SHORT EXERCISE
Search the listing for the string "Lurus" and copy every line that contains it.

RECORD LIST
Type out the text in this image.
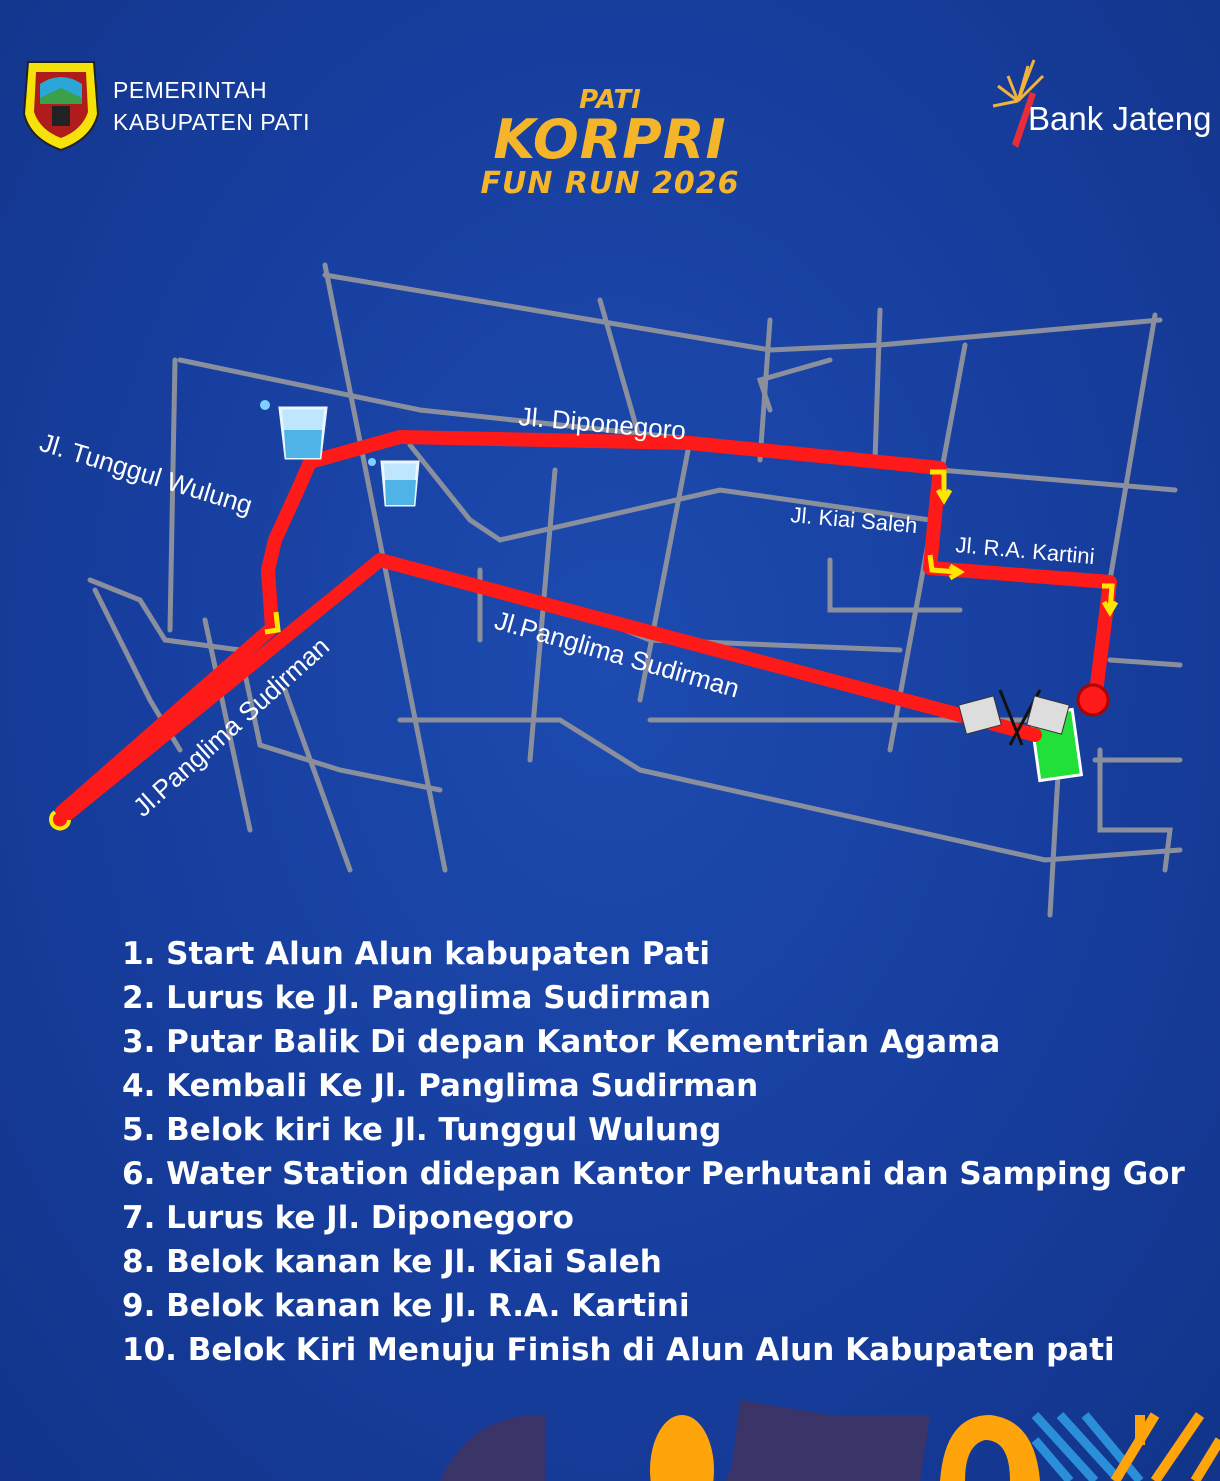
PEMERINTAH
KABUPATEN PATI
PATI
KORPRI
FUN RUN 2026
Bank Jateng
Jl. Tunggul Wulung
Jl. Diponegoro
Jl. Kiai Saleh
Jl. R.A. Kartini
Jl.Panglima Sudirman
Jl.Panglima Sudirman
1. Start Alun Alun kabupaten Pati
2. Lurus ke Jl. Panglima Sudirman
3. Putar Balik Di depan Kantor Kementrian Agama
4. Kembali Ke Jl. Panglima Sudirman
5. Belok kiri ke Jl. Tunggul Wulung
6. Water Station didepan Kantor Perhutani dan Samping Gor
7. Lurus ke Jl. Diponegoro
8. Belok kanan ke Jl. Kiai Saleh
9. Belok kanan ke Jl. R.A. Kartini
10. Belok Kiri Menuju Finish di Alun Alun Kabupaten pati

PROBLEM SOLUTION
2. Lurus ke Jl. Panglima Sudirman
7. Lurus ke Jl. Diponegoro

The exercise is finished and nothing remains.